[SHORT TASK] Where a line holds the string "value", return that line.

[DATA FOR THE TASK]
## start
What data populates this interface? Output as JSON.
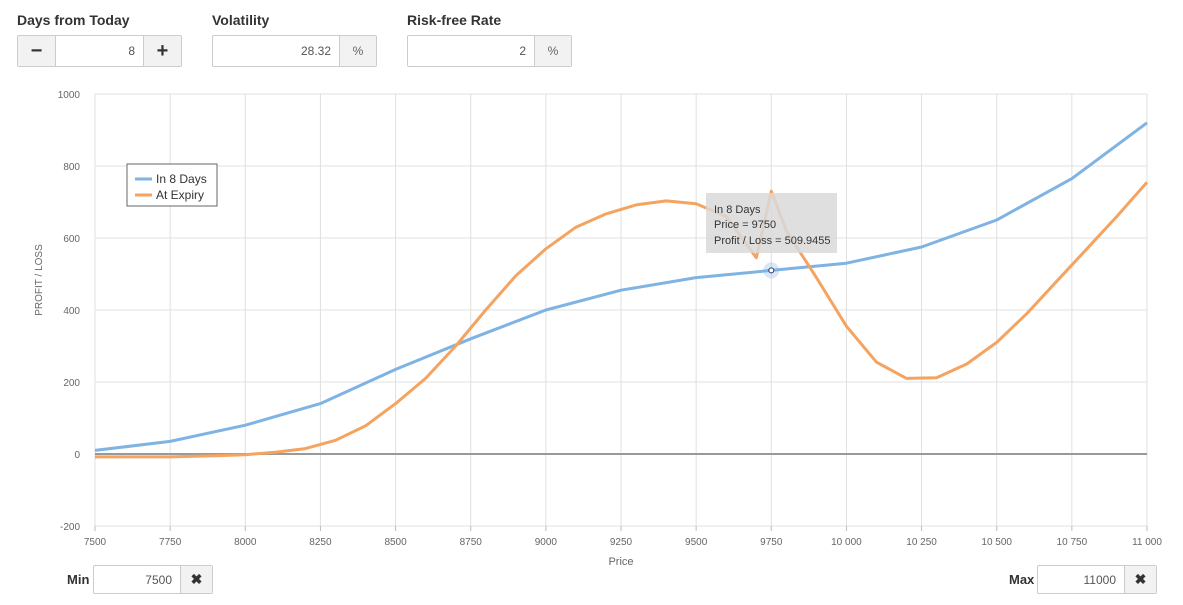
{
  "controls": {
    "days": {
      "label": "Days from Today",
      "value": "8",
      "minus": "−",
      "plus": "+"
    },
    "volatility": {
      "label": "Volatility",
      "value": "28.32",
      "unit": "%"
    },
    "rate": {
      "label": "Risk-free Rate",
      "value": "2",
      "unit": "%"
    }
  },
  "range": {
    "min": {
      "label": "Min",
      "value": "7500",
      "clear": "✖"
    },
    "max": {
      "label": "Max",
      "value": "11000",
      "clear": "✖"
    }
  },
  "tooltip": {
    "title": "In 8 Days",
    "price_line": "Price = 9750",
    "pl_line": "Profit / Loss = 509.9455",
    "x": 9750,
    "y": 509.9455
  },
  "colors": {
    "in_days": "#7eb3e3",
    "at_expiry": "#f4a460",
    "zero_line": "#999999",
    "grid": "#e0e0e0"
  },
  "chart_data": {
    "type": "line",
    "xlabel": "Price",
    "ylabel": "PROFIT / LOSS",
    "xlim": [
      7500,
      11000
    ],
    "ylim": [
      -200,
      1000
    ],
    "x_ticks": [
      7500,
      7750,
      8000,
      8250,
      8500,
      8750,
      9000,
      9250,
      9500,
      9750,
      10000,
      10250,
      10500,
      10750,
      11000
    ],
    "x_tick_labels": [
      "7500",
      "7750",
      "8000",
      "8250",
      "8500",
      "8750",
      "9000",
      "9250",
      "9500",
      "9750",
      "10 000",
      "10 250",
      "10 500",
      "10 750",
      "11 000"
    ],
    "y_ticks": [
      -200,
      0,
      200,
      400,
      600,
      800,
      1000
    ],
    "y_tick_labels": [
      "-200",
      "0",
      "200",
      "400",
      "600",
      "800",
      "1000"
    ],
    "grid": true,
    "legend_position": "top-left",
    "series": [
      {
        "name": "In 8 Days",
        "color": "#7eb3e3",
        "points": [
          [
            7500,
            10
          ],
          [
            7750,
            35
          ],
          [
            8000,
            80
          ],
          [
            8250,
            140
          ],
          [
            8500,
            235
          ],
          [
            8750,
            320
          ],
          [
            9000,
            400
          ],
          [
            9250,
            455
          ],
          [
            9500,
            490
          ],
          [
            9750,
            510
          ],
          [
            10000,
            530
          ],
          [
            10250,
            575
          ],
          [
            10500,
            650
          ],
          [
            10750,
            765
          ],
          [
            11000,
            920
          ]
        ]
      },
      {
        "name": "At Expiry",
        "color": "#f4a460",
        "points": [
          [
            7500,
            -8
          ],
          [
            7750,
            -8
          ],
          [
            7900,
            -5
          ],
          [
            8000,
            -2
          ],
          [
            8100,
            5
          ],
          [
            8200,
            15
          ],
          [
            8300,
            38
          ],
          [
            8400,
            78
          ],
          [
            8500,
            140
          ],
          [
            8600,
            210
          ],
          [
            8700,
            300
          ],
          [
            8800,
            400
          ],
          [
            8900,
            495
          ],
          [
            9000,
            570
          ],
          [
            9100,
            630
          ],
          [
            9200,
            667
          ],
          [
            9300,
            692
          ],
          [
            9400,
            703
          ],
          [
            9500,
            695
          ],
          [
            9600,
            660
          ],
          [
            9700,
            545
          ],
          [
            9750,
            730
          ],
          [
            9800,
            620
          ],
          [
            9900,
            490
          ],
          [
            10000,
            355
          ],
          [
            10100,
            255
          ],
          [
            10200,
            210
          ],
          [
            10300,
            212
          ],
          [
            10400,
            250
          ],
          [
            10500,
            310
          ],
          [
            10600,
            390
          ],
          [
            10700,
            480
          ],
          [
            10800,
            570
          ],
          [
            10900,
            660
          ],
          [
            11000,
            755
          ]
        ]
      }
    ]
  }
}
## end
[RESULT OF THIS EXERCISE]
      "value": "8",
      "value": "28.32",
      "value": "2",
      "value": "7500",
      "value": "11000",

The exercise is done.